Selection ▸
(begin)

A bevel tip is pretty good for QFN with the wraparound sidepads. I tend to use bevel tip or knife tip for handsoldering and fixing the bridges on QFN.

If hot air reflow, I like to pre tin the pads similar to HowardLong. But I find I can get enough of a bead of rosin flux on the pcb that I don't have to bother explicitly fluxing the chip. This is using a pointy plastic tipped syringe, not a felt tip pen. The one pearl I can offer is that if you don't put enough solder on the center pad, the chip will suck to the pcb and won't auto-center. I prefer the mistake of putting too much solder on the center pad, and just squishing the chip down with tweezers while reflowing. Once it flows, let go, and the chip will center. Any excess solder will have squeezed out and balled up (and possibly bridged) to some of the outer pads, which necessitates post hot-air inspection and rework with the iron. So I don't think your stencil/oven result was a disaster, at all. If the chips were centered, you did fine in my book.

It is not always necessary to solder the center pad on a microcontroller. If I can omit the center pad, I find it is usually easier just to hand solder the pads. Here, I much prefer the knife tip. One of the reasons is you can use the tip as a probe to hold the chip down while adjusting it with the tweezers.

(end)

[Items from a dataset]
(begin)

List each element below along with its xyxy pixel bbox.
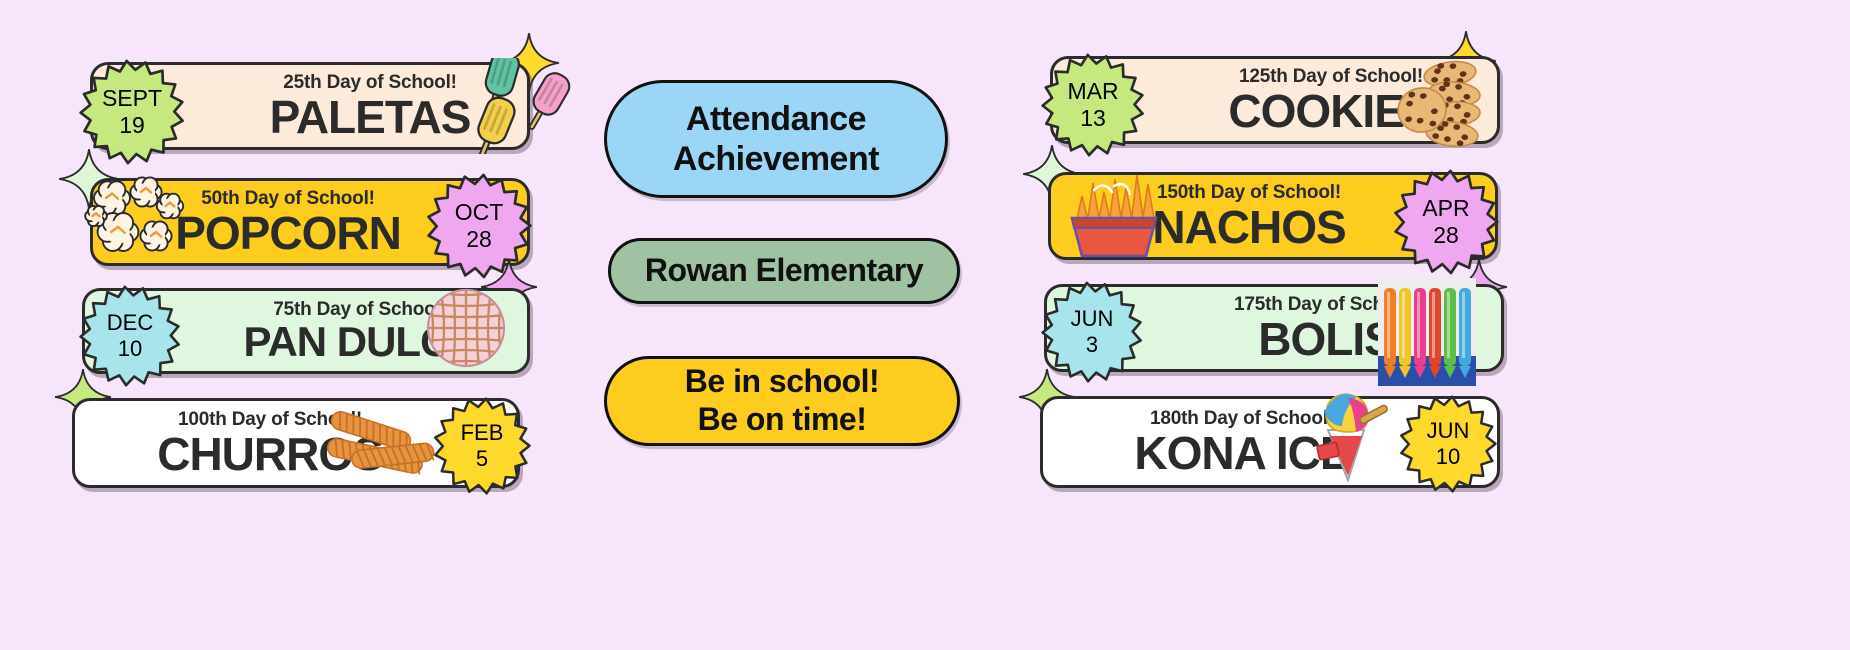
badge-month: FEB	[461, 420, 504, 446]
badge-day: 28	[466, 226, 492, 253]
pill-school-name[interactable]: Rowan Elementary	[608, 238, 960, 304]
day-of-school-label: 150th Day of School!	[1157, 182, 1341, 204]
badge-day: 10	[118, 336, 142, 362]
pill-label: Be in school!Be on time!	[685, 363, 879, 439]
treat-name: POPCORN	[175, 210, 401, 257]
badge-day: 10	[1436, 444, 1460, 470]
treat-name: NACHOS	[1152, 204, 1345, 251]
badge-day: 19	[119, 112, 145, 139]
nachos-icon	[1058, 166, 1170, 262]
badge-month: SEPT	[102, 85, 162, 112]
pill-slogan[interactable]: Be in school!Be on time!	[604, 356, 960, 446]
date-badge-text: FEB5	[432, 396, 532, 496]
pill-label-line2: Be on time!	[685, 401, 879, 439]
bolis-icon	[1378, 278, 1476, 386]
cookies-icon	[1392, 54, 1492, 150]
pill-label: Rowan Elementary	[645, 252, 923, 290]
pill-attendance-achievement[interactable]: AttendanceAchievement	[604, 80, 948, 198]
date-badge: FEB5	[432, 396, 532, 496]
card-text-block: 175th Day of School!BOLIS	[1099, 293, 1553, 363]
date-badge-text: JUN10	[1398, 394, 1498, 494]
card-text-block: 75th Day of School!PAN DULCE	[139, 297, 581, 365]
badge-month: JUN	[1071, 306, 1114, 332]
date-badge: MAR13	[1040, 52, 1146, 158]
date-badge: JUN10	[1398, 394, 1498, 494]
pill-label-line2: Achievement	[673, 139, 879, 179]
snowcone-icon	[1298, 388, 1394, 484]
badge-day: 5	[476, 446, 488, 472]
treat-name: BOLIS	[1258, 316, 1394, 363]
pill-label-line1: Be in school!	[685, 363, 879, 401]
badge-month: JUN	[1427, 418, 1470, 444]
day-of-school-label: 25th Day of School!	[283, 72, 457, 94]
date-badge-text: MAR13	[1040, 52, 1146, 158]
badge-day: 13	[1080, 105, 1106, 132]
treat-name: PALETAS	[270, 94, 471, 141]
pill-label-line1: Attendance	[673, 99, 879, 139]
badge-month: OCT	[455, 199, 504, 226]
badge-month: MAR	[1067, 78, 1118, 105]
concha-icon	[420, 282, 512, 374]
popcorn-icon	[84, 172, 194, 264]
poster-canvas: 25th Day of School!PALETASSEPT1950th Day…	[0, 0, 1850, 650]
churros-icon	[322, 394, 448, 480]
badge-day: 3	[1086, 332, 1098, 358]
badge-month: DEC	[107, 310, 153, 336]
badge-month: APR	[1422, 195, 1469, 222]
pill-label: AttendanceAchievement	[673, 99, 879, 179]
badge-day: 28	[1433, 222, 1459, 249]
day-of-school-label: 50th Day of School!	[201, 188, 375, 210]
popsicle-icon	[455, 58, 575, 154]
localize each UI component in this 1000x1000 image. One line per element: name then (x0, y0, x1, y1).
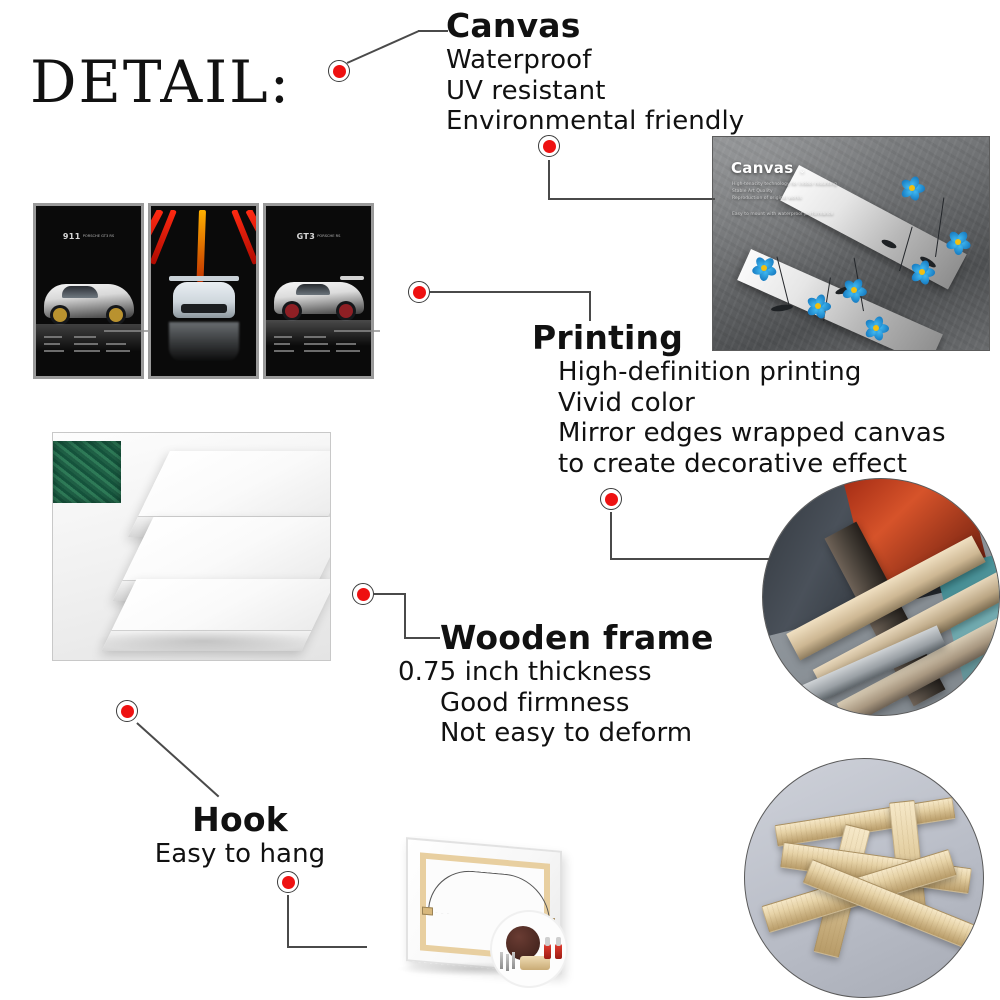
car-rear-wing (169, 276, 239, 281)
callout-printing-line-2: Vivid color (532, 388, 946, 419)
car-windshield (62, 286, 98, 298)
mirror-wrapped-edges-closeup (762, 478, 1000, 716)
blue-flower (841, 277, 867, 303)
poster-front-view (151, 206, 256, 376)
leader-line-mirror-vertical (610, 512, 612, 560)
poster-3-title: GT3PORSCHE RS (266, 232, 371, 241)
callout-canvas-line-3: Environmental friendly (446, 106, 744, 137)
poster-gt3rs: GT3PORSCHE RS (266, 206, 371, 376)
marker-mirror-edges[interactable] (600, 488, 622, 510)
marker-wooden-frame[interactable] (352, 583, 374, 605)
leaf (771, 303, 794, 312)
marker-hook-photo[interactable] (277, 871, 299, 893)
blue-flower (899, 175, 925, 201)
canvas-photo-microtext-1: High-tenacity technology for indoor moun… (732, 182, 837, 202)
callout-printing-line-1: High-definition printing (532, 357, 946, 388)
callout-hook: Hook Easy to hang (140, 802, 340, 870)
blank-canvas-stack (52, 432, 331, 661)
car-wheel-rear (336, 301, 356, 321)
callout-canvas: Canvas Waterproof UV resistant Environme… (446, 8, 744, 137)
callout-printing-line-4: to create decorative effect (532, 449, 946, 480)
stack-shadow (93, 629, 313, 653)
poster-1-title: 911PORSCHE GT3 RS (36, 232, 141, 241)
leader-line-canvas-photo-vertical (548, 160, 550, 200)
microtext-line: Stable Art Quality (732, 189, 837, 196)
marker-canvas[interactable] (328, 60, 350, 82)
canvas-photo-label: Canvas⌄ (731, 159, 806, 177)
poster-subtitle: PORSCHE GT3 RS (83, 234, 114, 238)
callout-printing-heading: Printing (532, 320, 946, 357)
page-title: DETAIL: (30, 48, 291, 116)
canvas-flower-sample: Canvas⌄ High-tenacity technology for ind… (712, 136, 990, 351)
microtext-line: High-tenacity technology for indoor moun… (732, 182, 837, 189)
blue-flower (909, 259, 935, 285)
hardware-kit-inset (492, 912, 566, 986)
marker-hook[interactable] (116, 700, 138, 722)
callout-wooden-frame: Wooden frame 0.75 inch thickness Good fi… (398, 620, 714, 749)
car-wheel-rear (106, 305, 126, 325)
poster-911-gt3rs: 911PORSCHE GT3 RS (36, 206, 141, 376)
blue-flower (751, 255, 777, 281)
canvas-back-hanging-kit (380, 836, 594, 988)
screw (512, 952, 515, 969)
blue-flower (805, 293, 831, 319)
callout-printing-line-3: Mirror edges wrapped canvas (532, 418, 946, 449)
leader-line-printing-vertical (589, 291, 591, 321)
green-textile-backdrop (53, 441, 121, 503)
leader-line-frame-h1 (374, 593, 406, 595)
hanging-hook (555, 944, 562, 959)
car-grille (181, 304, 227, 313)
leader-line-hook-diagonal (136, 722, 219, 797)
chevron-down-icon: ⌄ (798, 166, 806, 176)
screw (500, 952, 503, 969)
callout-canvas-heading: Canvas (446, 8, 744, 45)
poster-subtitle: PORSCHE RS (317, 234, 340, 238)
callout-hook-heading: Hook (140, 802, 340, 839)
callout-frame-line-3: Not easy to deform (398, 718, 714, 749)
leader-line-mirror-horizontal (610, 558, 770, 560)
callout-hook-line-1: Easy to hang (140, 839, 340, 870)
canvas-photo-label-text: Canvas (731, 159, 793, 177)
screw (506, 954, 509, 971)
marker-printing[interactable] (408, 281, 430, 303)
callout-frame-line-1: 0.75 inch thickness (398, 657, 714, 688)
leader-line-hook-photo-horizontal (287, 946, 367, 948)
callout-canvas-line-2: UV resistant (446, 76, 744, 107)
leader-line-hook-photo-vertical (287, 895, 289, 948)
poster-spec-lines (44, 336, 133, 362)
microtext-line: Reproduction of original works (732, 196, 837, 203)
car-reflection (169, 322, 239, 362)
microtext-line: Easy to mount with waterproof performanc… (732, 212, 833, 219)
leader-line-canvas-photo-horizontal (548, 198, 715, 200)
leader-line-canvas-diagonal (347, 30, 419, 63)
car-poster-triptych: 911PORSCHE GT3 RS (18, 200, 383, 382)
infographic-canvas: DETAIL: 911PORSCHE GT3 RS (0, 0, 1000, 1000)
wire-eyelet-left (422, 907, 433, 916)
blue-flower (945, 229, 971, 255)
callout-frame-line-2: Good firmness (398, 688, 714, 719)
leader-line-canvas-horizontal (418, 30, 448, 32)
wooden-stretcher-bars-closeup (744, 758, 984, 998)
car-windshield (296, 284, 330, 295)
callout-canvas-line-1: Waterproof (446, 45, 744, 76)
car-wheel-front (50, 305, 70, 325)
hanging-hook (544, 944, 551, 959)
marker-canvas-photo[interactable] (538, 135, 560, 157)
canvas-photo-microtext-2: Easy to mount with waterproof performanc… (732, 212, 833, 219)
car-rear-wing (340, 276, 364, 280)
car-wheel-front (282, 301, 302, 321)
poster-spec-lines (274, 336, 363, 362)
leader-line-printing-horizontal (430, 291, 590, 293)
callout-frame-heading: Wooden frame (398, 620, 714, 657)
callout-printing: Printing High-definition printing Vivid … (532, 320, 946, 480)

(end)

Rewrite the passage on soldering QFN chips from "If hot air reflow, I" up to and including "in my book.", swapping "syringe" out for "dispenser".

Response for this exercise ▸
If hot air reflow, I like to pre tin the pads similar to HowardLong. But I find I can get enough of a bead of rosin flux on the pcb that I don't have to bother explicitly fluxing the chip. This is using a pointy plastic tipped dispenser, not a felt tip pen. The one pearl I can offer is that if you don't put enough solder on the center pad, the chip will suck to the pcb and won't auto-center. I prefer the mistake of putting too much solder on the center pad, and just squishing the chip down with tweezers while reflowing. Once it flows, let go, and the chip will center. Any excess solder will have squeezed out and balled up (and possibly bridged) to some of the outer pads, which necessitates post hot-air inspection and rework with the iron. So I don't think your stencil/oven result was a disaster, at all. If the chips were centered, you did fine in my book.